-------- Supplied material

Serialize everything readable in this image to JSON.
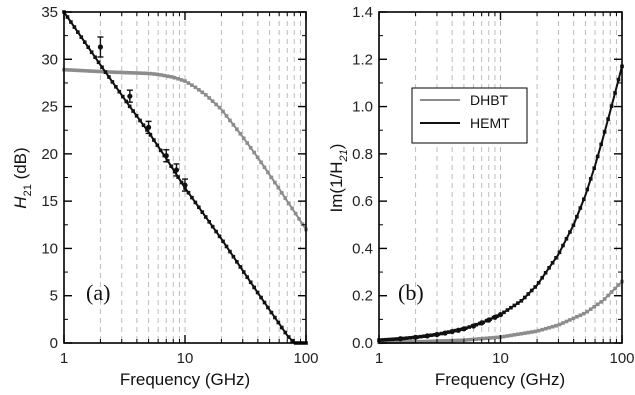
{
  "colors": {
    "dhbt": "#8c8c8c",
    "hemt": "#111111",
    "grid": "#bdbdbd",
    "frame": "#000000"
  },
  "chart_data": [
    {
      "type": "line",
      "panel_label": "(a)",
      "xlabel": "Frequency (GHz)",
      "ylabel": {
        "main": "H",
        "sub": "21",
        "tail": " (dB)"
      },
      "xscale": "log",
      "xlim": [
        1,
        100
      ],
      "ylim": [
        0,
        35
      ],
      "x_ticks": [
        "1",
        "10",
        "100"
      ],
      "y_ticks": [
        "0",
        "5",
        "10",
        "15",
        "20",
        "25",
        "30",
        "35"
      ],
      "grid": "vertical dashed at minor log ticks",
      "series": [
        {
          "id": "dhbt",
          "color": "#8c8c8c",
          "x": [
            1,
            2,
            3,
            4,
            5,
            6,
            8,
            10,
            12,
            15,
            20,
            25,
            30,
            40,
            50,
            60,
            70,
            80,
            90,
            100
          ],
          "y": [
            28.9,
            28.7,
            28.6,
            28.55,
            28.5,
            28.4,
            28.1,
            27.7,
            27.1,
            26.2,
            24.7,
            23.1,
            21.8,
            19.6,
            17.8,
            16.3,
            15.0,
            13.9,
            12.9,
            12.0
          ]
        },
        {
          "id": "hemt",
          "color": "#111111",
          "x": [
            1,
            2,
            3.5,
            5,
            7,
            10,
            20,
            40,
            70,
            80,
            100
          ],
          "y": [
            35.0,
            29.4,
            25.0,
            22.3,
            19.5,
            16.4,
            11.0,
            5.3,
            0.8,
            0.0,
            0.0
          ],
          "markers_x": [
            2,
            3.5,
            5,
            7,
            8.5,
            10
          ],
          "markers_y": [
            31.3,
            26.1,
            22.8,
            19.8,
            18.3,
            16.7
          ]
        }
      ]
    },
    {
      "type": "line",
      "panel_label": "(b)",
      "xlabel": "Frequency (GHz)",
      "ylabel": {
        "main": "Im(1/H",
        "sub": "21",
        "tail": ")"
      },
      "xscale": "log",
      "xlim": [
        1,
        100
      ],
      "ylim": [
        0,
        1.4
      ],
      "x_ticks": [
        "1",
        "10",
        "100"
      ],
      "y_ticks": [
        "0.0",
        "0.2",
        "0.4",
        "0.6",
        "0.8",
        "1.0",
        "1.2",
        "1.4"
      ],
      "legend": {
        "position": "top-right",
        "entries": [
          {
            "label": "DHBT",
            "color": "#8c8c8c"
          },
          {
            "label": "HEMT",
            "color": "#111111"
          }
        ]
      },
      "series": [
        {
          "id": "dhbt",
          "color": "#8c8c8c",
          "x": [
            1,
            2,
            5,
            10,
            20,
            30,
            50,
            70,
            100
          ],
          "y": [
            0.003,
            0.005,
            0.012,
            0.025,
            0.05,
            0.076,
            0.127,
            0.18,
            0.26
          ]
        },
        {
          "id": "hemt",
          "color": "#111111",
          "x": [
            1,
            1.5,
            2,
            3,
            5,
            7,
            10,
            15,
            20,
            30,
            40,
            50,
            60,
            70,
            80,
            90,
            100
          ],
          "y": [
            0.012,
            0.018,
            0.024,
            0.036,
            0.06,
            0.085,
            0.12,
            0.18,
            0.245,
            0.375,
            0.5,
            0.625,
            0.75,
            0.87,
            0.98,
            1.08,
            1.17
          ],
          "markers_x": [
            1.5,
            2,
            2.5,
            3,
            3.5,
            4,
            4.5,
            5,
            6,
            7,
            8,
            9,
            10
          ],
          "markers_y": [
            0.018,
            0.024,
            0.03,
            0.036,
            0.042,
            0.048,
            0.054,
            0.06,
            0.072,
            0.085,
            0.097,
            0.109,
            0.12
          ]
        }
      ]
    }
  ]
}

----------------

What is needed –
Restate the whole of the material word for word without the pictures.

Result of this exercise –
Serialize everything readable in this image to JSON.
{
  "colors": {
    "dhbt": "#8c8c8c",
    "hemt": "#111111",
    "grid": "#bdbdbd",
    "frame": "#000000"
  },
  "chart_data": [
    {
      "type": "line",
      "panel_label": "(a)",
      "xlabel": "Frequency (GHz)",
      "ylabel": {
        "main": "H",
        "sub": "21",
        "tail": " (dB)"
      },
      "xscale": "log",
      "xlim": [
        1,
        100
      ],
      "ylim": [
        0,
        35
      ],
      "x_ticks": [
        "1",
        "10",
        "100"
      ],
      "y_ticks": [
        "0",
        "5",
        "10",
        "15",
        "20",
        "25",
        "30",
        "35"
      ],
      "grid": "vertical dashed at minor log ticks",
      "series": [
        {
          "id": "dhbt",
          "color": "#8c8c8c",
          "x": [
            1,
            2,
            3,
            4,
            5,
            6,
            8,
            10,
            12,
            15,
            20,
            25,
            30,
            40,
            50,
            60,
            70,
            80,
            90,
            100
          ],
          "y": [
            28.9,
            28.7,
            28.6,
            28.55,
            28.5,
            28.4,
            28.1,
            27.7,
            27.1,
            26.2,
            24.7,
            23.1,
            21.8,
            19.6,
            17.8,
            16.3,
            15.0,
            13.9,
            12.9,
            12.0
          ]
        },
        {
          "id": "hemt",
          "color": "#111111",
          "x": [
            1,
            2,
            3.5,
            5,
            7,
            10,
            20,
            40,
            70,
            80,
            100
          ],
          "y": [
            35.0,
            29.4,
            25.0,
            22.3,
            19.5,
            16.4,
            11.0,
            5.3,
            0.8,
            0.0,
            0.0
          ],
          "markers_x": [
            2,
            3.5,
            5,
            7,
            8.5,
            10
          ],
          "markers_y": [
            31.3,
            26.1,
            22.8,
            19.8,
            18.3,
            16.7
          ]
        }
      ]
    },
    {
      "type": "line",
      "panel_label": "(b)",
      "xlabel": "Frequency (GHz)",
      "ylabel": {
        "main": "Im(1/H",
        "sub": "21",
        "tail": ")"
      },
      "xscale": "log",
      "xlim": [
        1,
        100
      ],
      "ylim": [
        0,
        1.4
      ],
      "x_ticks": [
        "1",
        "10",
        "100"
      ],
      "y_ticks": [
        "0.0",
        "0.2",
        "0.4",
        "0.6",
        "0.8",
        "1.0",
        "1.2",
        "1.4"
      ],
      "legend": {
        "position": "top-right",
        "entries": [
          {
            "label": "DHBT",
            "color": "#8c8c8c"
          },
          {
            "label": "HEMT",
            "color": "#111111"
          }
        ]
      },
      "series": [
        {
          "id": "dhbt",
          "color": "#8c8c8c",
          "x": [
            1,
            2,
            5,
            10,
            20,
            30,
            50,
            70,
            100
          ],
          "y": [
            0.003,
            0.005,
            0.012,
            0.025,
            0.05,
            0.076,
            0.127,
            0.18,
            0.26
          ]
        },
        {
          "id": "hemt",
          "color": "#111111",
          "x": [
            1,
            1.5,
            2,
            3,
            5,
            7,
            10,
            15,
            20,
            30,
            40,
            50,
            60,
            70,
            80,
            90,
            100
          ],
          "y": [
            0.012,
            0.018,
            0.024,
            0.036,
            0.06,
            0.085,
            0.12,
            0.18,
            0.245,
            0.375,
            0.5,
            0.625,
            0.75,
            0.87,
            0.98,
            1.08,
            1.17
          ],
          "markers_x": [
            1.5,
            2,
            2.5,
            3,
            3.5,
            4,
            4.5,
            5,
            6,
            7,
            8,
            9,
            10
          ],
          "markers_y": [
            0.018,
            0.024,
            0.03,
            0.036,
            0.042,
            0.048,
            0.054,
            0.06,
            0.072,
            0.085,
            0.097,
            0.109,
            0.12
          ]
        }
      ]
    }
  ]
}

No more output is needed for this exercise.